═════ Data supplied ═════

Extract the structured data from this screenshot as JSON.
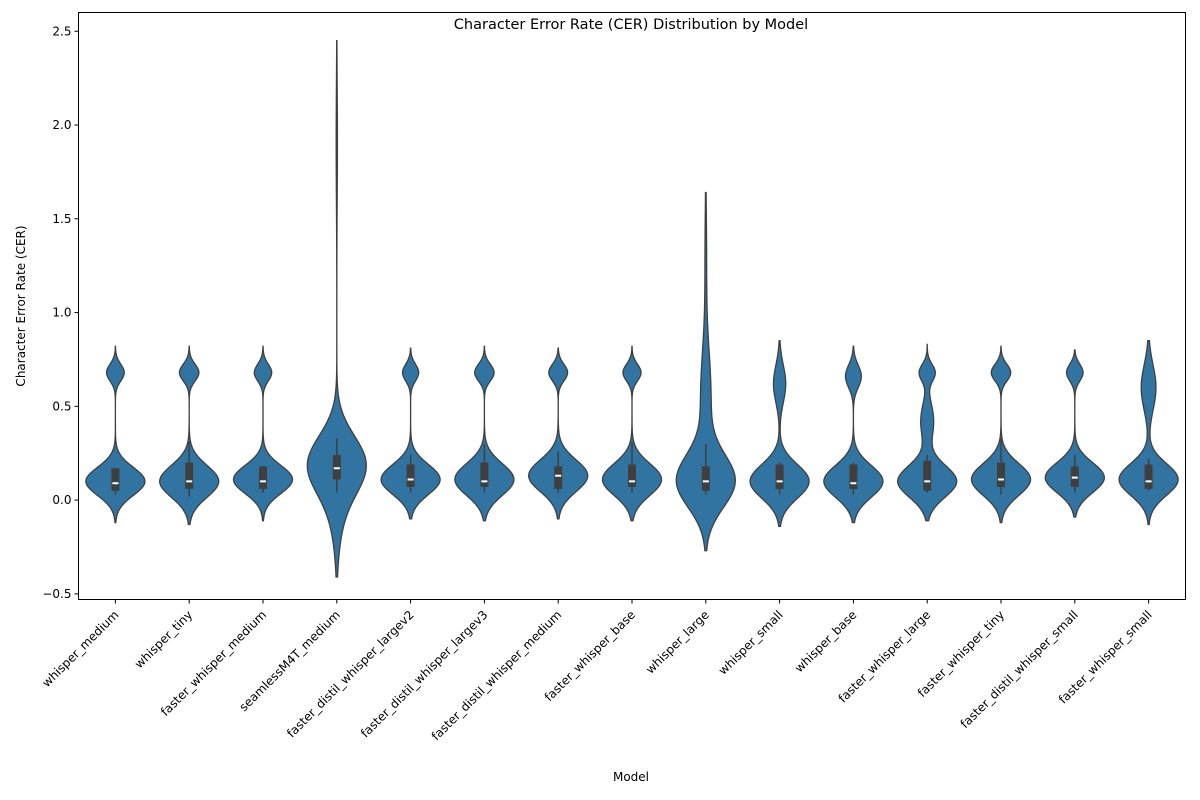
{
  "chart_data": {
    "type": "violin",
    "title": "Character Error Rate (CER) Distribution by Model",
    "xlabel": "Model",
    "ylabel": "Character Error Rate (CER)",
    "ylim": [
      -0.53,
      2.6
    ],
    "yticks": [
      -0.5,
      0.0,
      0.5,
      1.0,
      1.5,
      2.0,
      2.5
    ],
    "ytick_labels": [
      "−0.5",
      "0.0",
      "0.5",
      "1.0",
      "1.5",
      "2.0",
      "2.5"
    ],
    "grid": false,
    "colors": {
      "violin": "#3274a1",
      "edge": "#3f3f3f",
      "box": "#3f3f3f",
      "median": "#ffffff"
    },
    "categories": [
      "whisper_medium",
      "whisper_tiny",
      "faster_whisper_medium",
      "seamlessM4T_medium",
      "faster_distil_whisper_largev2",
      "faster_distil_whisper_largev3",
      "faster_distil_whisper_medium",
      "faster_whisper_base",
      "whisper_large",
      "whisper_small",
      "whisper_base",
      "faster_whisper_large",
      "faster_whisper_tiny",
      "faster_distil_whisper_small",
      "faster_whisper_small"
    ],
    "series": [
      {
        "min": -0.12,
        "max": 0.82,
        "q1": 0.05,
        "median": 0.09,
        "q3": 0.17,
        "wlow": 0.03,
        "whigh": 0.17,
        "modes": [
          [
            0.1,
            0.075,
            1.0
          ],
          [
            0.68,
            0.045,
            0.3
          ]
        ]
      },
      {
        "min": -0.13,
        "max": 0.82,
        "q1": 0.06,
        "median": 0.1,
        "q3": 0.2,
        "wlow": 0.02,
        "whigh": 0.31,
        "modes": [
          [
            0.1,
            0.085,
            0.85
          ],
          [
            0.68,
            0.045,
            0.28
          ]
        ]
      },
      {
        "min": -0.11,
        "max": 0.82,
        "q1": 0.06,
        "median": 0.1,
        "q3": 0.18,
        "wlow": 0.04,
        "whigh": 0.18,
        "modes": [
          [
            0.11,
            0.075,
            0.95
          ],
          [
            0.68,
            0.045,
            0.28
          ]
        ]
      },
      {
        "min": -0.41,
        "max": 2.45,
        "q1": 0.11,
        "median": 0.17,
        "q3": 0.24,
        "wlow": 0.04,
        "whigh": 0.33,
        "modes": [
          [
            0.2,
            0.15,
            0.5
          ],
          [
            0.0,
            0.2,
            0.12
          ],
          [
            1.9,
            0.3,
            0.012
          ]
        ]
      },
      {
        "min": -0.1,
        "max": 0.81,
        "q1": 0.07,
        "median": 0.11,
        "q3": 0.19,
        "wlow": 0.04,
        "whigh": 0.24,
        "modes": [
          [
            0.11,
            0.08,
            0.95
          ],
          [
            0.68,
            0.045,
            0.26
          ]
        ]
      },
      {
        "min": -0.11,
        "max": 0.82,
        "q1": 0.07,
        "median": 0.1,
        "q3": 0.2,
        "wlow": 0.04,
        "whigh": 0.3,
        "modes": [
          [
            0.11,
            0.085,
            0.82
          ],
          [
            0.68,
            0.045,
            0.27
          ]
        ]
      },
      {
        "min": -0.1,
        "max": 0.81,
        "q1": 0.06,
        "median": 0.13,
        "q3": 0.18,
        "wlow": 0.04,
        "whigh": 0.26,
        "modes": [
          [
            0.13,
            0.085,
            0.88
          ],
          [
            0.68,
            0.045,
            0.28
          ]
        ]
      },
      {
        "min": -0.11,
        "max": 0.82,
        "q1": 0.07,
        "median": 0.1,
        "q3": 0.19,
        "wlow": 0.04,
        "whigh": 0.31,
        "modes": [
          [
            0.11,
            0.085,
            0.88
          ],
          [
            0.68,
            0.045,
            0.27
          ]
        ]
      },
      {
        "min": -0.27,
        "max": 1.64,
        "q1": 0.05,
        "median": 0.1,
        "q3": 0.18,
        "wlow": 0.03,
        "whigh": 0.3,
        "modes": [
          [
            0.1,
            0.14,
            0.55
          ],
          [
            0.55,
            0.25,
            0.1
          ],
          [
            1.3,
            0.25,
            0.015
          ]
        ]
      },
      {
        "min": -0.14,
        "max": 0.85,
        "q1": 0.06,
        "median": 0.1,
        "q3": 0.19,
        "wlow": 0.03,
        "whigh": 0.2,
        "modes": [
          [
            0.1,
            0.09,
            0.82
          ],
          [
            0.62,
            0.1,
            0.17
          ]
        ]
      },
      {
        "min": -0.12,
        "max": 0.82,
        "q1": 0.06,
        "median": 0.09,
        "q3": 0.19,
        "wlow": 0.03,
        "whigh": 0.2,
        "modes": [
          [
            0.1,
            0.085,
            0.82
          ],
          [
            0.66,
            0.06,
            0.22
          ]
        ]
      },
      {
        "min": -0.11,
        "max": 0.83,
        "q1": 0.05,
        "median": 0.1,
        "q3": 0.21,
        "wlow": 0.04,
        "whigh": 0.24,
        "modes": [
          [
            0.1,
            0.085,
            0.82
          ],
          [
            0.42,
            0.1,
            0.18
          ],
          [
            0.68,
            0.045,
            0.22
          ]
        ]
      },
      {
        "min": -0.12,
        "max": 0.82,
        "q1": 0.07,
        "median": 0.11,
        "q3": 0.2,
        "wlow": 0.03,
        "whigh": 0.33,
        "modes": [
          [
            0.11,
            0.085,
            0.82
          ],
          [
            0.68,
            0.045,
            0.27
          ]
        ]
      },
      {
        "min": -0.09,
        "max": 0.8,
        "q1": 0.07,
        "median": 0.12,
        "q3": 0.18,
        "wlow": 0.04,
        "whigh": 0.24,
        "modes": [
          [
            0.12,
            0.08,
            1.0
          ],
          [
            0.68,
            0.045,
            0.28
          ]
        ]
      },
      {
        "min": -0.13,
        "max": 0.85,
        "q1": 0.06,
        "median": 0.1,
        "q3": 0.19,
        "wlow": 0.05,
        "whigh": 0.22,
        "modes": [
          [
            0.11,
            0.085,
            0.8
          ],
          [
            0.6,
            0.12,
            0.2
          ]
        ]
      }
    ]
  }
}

═════
═════ Data supplied ═════

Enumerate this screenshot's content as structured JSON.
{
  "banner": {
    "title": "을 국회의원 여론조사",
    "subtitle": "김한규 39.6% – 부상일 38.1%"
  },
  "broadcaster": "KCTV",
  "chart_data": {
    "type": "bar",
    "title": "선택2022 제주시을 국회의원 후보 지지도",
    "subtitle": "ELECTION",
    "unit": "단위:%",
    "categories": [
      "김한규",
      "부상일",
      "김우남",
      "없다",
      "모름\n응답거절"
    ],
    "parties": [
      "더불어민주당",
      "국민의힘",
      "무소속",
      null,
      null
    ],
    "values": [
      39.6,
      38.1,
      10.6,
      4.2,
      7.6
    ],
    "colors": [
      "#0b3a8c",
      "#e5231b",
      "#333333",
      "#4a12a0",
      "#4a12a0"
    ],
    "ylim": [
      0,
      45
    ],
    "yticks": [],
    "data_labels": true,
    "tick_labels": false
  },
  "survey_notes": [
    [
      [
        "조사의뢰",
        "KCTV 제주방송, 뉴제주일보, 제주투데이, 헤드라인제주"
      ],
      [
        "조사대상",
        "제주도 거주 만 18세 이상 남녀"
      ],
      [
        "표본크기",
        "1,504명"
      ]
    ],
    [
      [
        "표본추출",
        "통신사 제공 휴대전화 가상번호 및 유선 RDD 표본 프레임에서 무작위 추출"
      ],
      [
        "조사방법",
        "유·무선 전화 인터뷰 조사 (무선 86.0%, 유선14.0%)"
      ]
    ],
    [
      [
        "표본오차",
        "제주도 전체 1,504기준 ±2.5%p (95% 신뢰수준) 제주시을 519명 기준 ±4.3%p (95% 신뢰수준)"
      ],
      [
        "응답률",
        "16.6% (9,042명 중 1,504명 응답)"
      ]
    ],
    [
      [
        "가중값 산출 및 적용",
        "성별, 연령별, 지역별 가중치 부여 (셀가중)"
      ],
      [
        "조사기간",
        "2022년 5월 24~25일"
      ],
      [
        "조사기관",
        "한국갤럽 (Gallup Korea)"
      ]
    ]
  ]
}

═════

[Task prompt]: Pick out every line above that contains the word "screenshot" and copy it.

[Worked solution]:
Extract the structured data from this screenshot as JSON.
Enumerate this screenshot's content as structured JSON.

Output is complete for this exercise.